§ WHAT YOU HAVE TO DO
Write out the entries again exactly as they are given.

§ SUPPLIED DATA
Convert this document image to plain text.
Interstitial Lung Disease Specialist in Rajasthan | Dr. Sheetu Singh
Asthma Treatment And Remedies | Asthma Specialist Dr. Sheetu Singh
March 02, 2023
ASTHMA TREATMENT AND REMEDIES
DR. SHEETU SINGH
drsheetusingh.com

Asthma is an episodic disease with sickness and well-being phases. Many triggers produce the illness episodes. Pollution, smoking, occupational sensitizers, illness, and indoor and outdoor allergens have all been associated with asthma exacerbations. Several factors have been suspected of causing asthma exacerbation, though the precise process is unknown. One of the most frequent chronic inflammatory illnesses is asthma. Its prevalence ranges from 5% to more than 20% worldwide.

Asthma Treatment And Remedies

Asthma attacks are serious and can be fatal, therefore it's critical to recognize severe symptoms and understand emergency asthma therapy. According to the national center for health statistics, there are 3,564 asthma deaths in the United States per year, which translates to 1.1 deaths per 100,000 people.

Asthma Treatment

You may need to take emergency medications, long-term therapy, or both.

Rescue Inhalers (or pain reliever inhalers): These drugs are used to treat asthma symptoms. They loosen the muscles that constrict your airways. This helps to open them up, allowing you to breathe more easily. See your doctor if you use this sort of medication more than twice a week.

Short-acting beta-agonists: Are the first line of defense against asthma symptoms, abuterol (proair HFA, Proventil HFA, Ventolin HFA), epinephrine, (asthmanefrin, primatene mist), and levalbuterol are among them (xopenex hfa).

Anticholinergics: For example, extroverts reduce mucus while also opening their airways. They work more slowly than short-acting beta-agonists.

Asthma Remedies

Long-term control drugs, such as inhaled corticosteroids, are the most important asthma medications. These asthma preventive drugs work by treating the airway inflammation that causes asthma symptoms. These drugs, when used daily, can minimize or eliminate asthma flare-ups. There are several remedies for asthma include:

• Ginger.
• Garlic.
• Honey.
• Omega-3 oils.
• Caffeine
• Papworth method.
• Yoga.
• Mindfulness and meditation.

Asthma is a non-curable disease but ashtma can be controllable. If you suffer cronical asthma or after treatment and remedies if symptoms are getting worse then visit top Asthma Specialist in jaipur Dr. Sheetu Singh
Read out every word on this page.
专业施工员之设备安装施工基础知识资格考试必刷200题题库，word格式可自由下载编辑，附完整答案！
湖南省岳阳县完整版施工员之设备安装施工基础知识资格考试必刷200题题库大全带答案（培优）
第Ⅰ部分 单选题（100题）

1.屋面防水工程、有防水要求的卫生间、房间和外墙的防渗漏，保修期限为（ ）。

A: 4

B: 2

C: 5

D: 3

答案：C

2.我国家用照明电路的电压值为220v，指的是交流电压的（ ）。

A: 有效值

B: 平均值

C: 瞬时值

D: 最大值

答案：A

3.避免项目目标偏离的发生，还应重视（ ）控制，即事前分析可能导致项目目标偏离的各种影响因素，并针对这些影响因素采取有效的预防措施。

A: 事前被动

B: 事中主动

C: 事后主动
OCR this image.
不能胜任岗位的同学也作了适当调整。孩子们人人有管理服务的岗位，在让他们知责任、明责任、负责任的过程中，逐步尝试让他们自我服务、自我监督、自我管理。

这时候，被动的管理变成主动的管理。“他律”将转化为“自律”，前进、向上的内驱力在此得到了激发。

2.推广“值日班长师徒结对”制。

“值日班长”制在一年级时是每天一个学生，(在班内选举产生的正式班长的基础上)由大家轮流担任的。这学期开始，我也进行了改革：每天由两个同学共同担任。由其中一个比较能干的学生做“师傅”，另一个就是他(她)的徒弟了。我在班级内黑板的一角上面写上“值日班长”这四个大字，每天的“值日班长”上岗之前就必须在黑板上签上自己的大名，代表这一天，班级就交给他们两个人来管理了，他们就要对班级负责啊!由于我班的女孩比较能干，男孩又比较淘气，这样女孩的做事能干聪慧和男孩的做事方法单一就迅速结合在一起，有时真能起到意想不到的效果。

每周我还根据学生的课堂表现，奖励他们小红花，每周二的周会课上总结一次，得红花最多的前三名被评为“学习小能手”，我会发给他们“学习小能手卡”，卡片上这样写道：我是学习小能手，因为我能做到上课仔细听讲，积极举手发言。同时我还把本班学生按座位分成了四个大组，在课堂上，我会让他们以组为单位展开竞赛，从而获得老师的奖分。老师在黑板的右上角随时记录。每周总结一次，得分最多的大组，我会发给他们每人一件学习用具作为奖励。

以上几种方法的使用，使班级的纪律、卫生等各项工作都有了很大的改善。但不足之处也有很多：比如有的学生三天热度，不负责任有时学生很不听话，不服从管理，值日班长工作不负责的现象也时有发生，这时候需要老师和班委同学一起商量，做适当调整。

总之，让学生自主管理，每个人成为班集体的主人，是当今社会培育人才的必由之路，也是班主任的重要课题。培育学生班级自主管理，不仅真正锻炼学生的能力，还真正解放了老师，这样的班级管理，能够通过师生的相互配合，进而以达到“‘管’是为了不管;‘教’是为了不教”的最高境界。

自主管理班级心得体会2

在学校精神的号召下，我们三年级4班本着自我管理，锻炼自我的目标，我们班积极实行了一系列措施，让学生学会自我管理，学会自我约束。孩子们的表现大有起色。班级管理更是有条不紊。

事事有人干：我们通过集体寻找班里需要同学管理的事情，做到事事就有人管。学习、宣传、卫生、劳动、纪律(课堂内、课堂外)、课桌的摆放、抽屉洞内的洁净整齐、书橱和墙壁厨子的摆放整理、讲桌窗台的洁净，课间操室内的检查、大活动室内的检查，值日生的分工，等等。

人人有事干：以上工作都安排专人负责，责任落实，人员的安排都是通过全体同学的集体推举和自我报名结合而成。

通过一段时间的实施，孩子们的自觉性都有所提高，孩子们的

§ RESULT
Convert this document image to plain text.
Interstitial Lung Disease Specialist in Rajasthan | Dr. Sheetu Singh
Asthma Treatment And Remedies | Asthma Specialist Dr. Sheetu Singh
March 02, 2023
ASTHMA TREATMENT AND REMEDIES
DR. SHEETU SINGH
drsheetusingh.com

Asthma is an episodic disease with sickness and well-being phases. Many triggers produce the illness episodes. Pollution, smoking, occupational sensitizers, illness, and indoor and outdoor allergens have all been associated with asthma exacerbations. Several factors have been suspected of causing asthma exacerbation, though the precise process is unknown. One of the most frequent chronic inflammatory illnesses is asthma. Its prevalence ranges from 5% to more than 20% worldwide.

Asthma Treatment And Remedies

Asthma attacks are serious and can be fatal, therefore it's critical to recognize severe symptoms and understand emergency asthma therapy. According to the national center for health statistics, there are 3,564 asthma deaths in the United States per year, which translates to 1.1 deaths per 100,000 people.

Asthma Treatment

You may need to take emergency medications, long-term therapy, or both.

Rescue Inhalers (or pain reliever inhalers): These drugs are used to treat asthma symptoms. They loosen the muscles that constrict your airways. This helps to open them up, allowing you to breathe more easily. See your doctor if you use this sort of medication more than twice a week.

Short-acting beta-agonists: Are the first line of defense against asthma symptoms, abuterol (proair HFA, Proventil HFA, Ventolin HFA), epinephrine, (asthmanefrin, primatene mist), and levalbuterol are among them (xopenex hfa).

Anticholinergics: For example, extroverts reduce mucus while also opening their airways. They work more slowly than short-acting beta-agonists.

Asthma Remedies

Long-term control drugs, such as inhaled corticosteroids, are the most important asthma medications. These asthma preventive drugs work by treating the airway inflammation that causes asthma symptoms. These drugs, when used daily, can minimize or eliminate asthma flare-ups. There are several remedies for asthma include:

• Ginger.
• Garlic.
• Honey.
• Omega-3 oils.
• Caffeine
• Papworth method.
• Yoga.
• Mindfulness and meditation.

Asthma is a non-curable disease but ashtma can be controllable. If you suffer cronical asthma or after treatment and remedies if symptoms are getting worse then visit top Asthma Specialist in jaipur Dr. Sheetu Singh
Read out every word on this page.
专业施工员之设备安装施工基础知识资格考试必刷200题题库，word格式可自由下载编辑，附完整答案！
湖南省岳阳县完整版施工员之设备安装施工基础知识资格考试必刷200题题库大全带答案（培优）
第Ⅰ部分 单选题（100题）

1.屋面防水工程、有防水要求的卫生间、房间和外墙的防渗漏，保修期限为（ ）。

A: 4

B: 2

C: 5

D: 3

答案：C

2.我国家用照明电路的电压值为220v，指的是交流电压的（ ）。

A: 有效值

B: 平均值

C: 瞬时值

D: 最大值

答案：A

3.避免项目目标偏离的发生，还应重视（ ）控制，即事前分析可能导致项目目标偏离的各种影响因素，并针对这些影响因素采取有效的预防措施。

A: 事前被动

B: 事中主动

C: 事后主动
OCR this image.
不能胜任岗位的同学也作了适当调整。孩子们人人有管理服务的岗位，在让他们知责任、明责任、负责任的过程中，逐步尝试让他们自我服务、自我监督、自我管理。

这时候，被动的管理变成主动的管理。“他律”将转化为“自律”，前进、向上的内驱力在此得到了激发。

2.推广“值日班长师徒结对”制。

“值日班长”制在一年级时是每天一个学生，(在班内选举产生的正式班长的基础上)由大家轮流担任的。这学期开始，我也进行了改革：每天由两个同学共同担任。由其中一个比较能干的学生做“师傅”，另一个就是他(她)的徒弟了。我在班级内黑板的一角上面写上“值日班长”这四个大字，每天的“值日班长”上岗之前就必须在黑板上签上自己的大名，代表这一天，班级就交给他们两个人来管理了，他们就要对班级负责啊!由于我班的女孩比较能干，男孩又比较淘气，这样女孩的做事能干聪慧和男孩的做事方法单一就迅速结合在一起，有时真能起到意想不到的效果。

每周我还根据学生的课堂表现，奖励他们小红花，每周二的周会课上总结一次，得红花最多的前三名被评为“学习小能手”，我会发给他们“学习小能手卡”，卡片上这样写道：我是学习小能手，因为我能做到上课仔细听讲，积极举手发言。同时我还把本班学生按座位分成了四个大组，在课堂上，我会让他们以组为单位展开竞赛，从而获得老师的奖分。老师在黑板的右上角随时记录。每周总结一次，得分最多的大组，我会发给他们每人一件学习用具作为奖励。

以上几种方法的使用，使班级的纪律、卫生等各项工作都有了很大的改善。但不足之处也有很多：比如有的学生三天热度，不负责任有时学生很不听话，不服从管理，值日班长工作不负责的现象也时有发生，这时候需要老师和班委同学一起商量，做适当调整。

总之，让学生自主管理，每个人成为班集体的主人，是当今社会培育人才的必由之路，也是班主任的重要课题。培育学生班级自主管理，不仅真正锻炼学生的能力，还真正解放了老师，这样的班级管理，能够通过师生的相互配合，进而以达到“‘管’是为了不管;‘教’是为了不教”的最高境界。

自主管理班级心得体会2

在学校精神的号召下，我们三年级4班本着自我管理，锻炼自我的目标，我们班积极实行了一系列措施，让学生学会自我管理，学会自我约束。孩子们的表现大有起色。班级管理更是有条不紊。

事事有人干：我们通过集体寻找班里需要同学管理的事情，做到事事就有人管。学习、宣传、卫生、劳动、纪律(课堂内、课堂外)、课桌的摆放、抽屉洞内的洁净整齐、书橱和墙壁厨子的摆放整理、讲桌窗台的洁净，课间操室内的检查、大活动室内的检查，值日生的分工，等等。

人人有事干：以上工作都安排专人负责，责任落实，人员的安排都是通过全体同学的集体推举和自我报名结合而成。

通过一段时间的实施，孩子们的自觉性都有所提高，孩子们的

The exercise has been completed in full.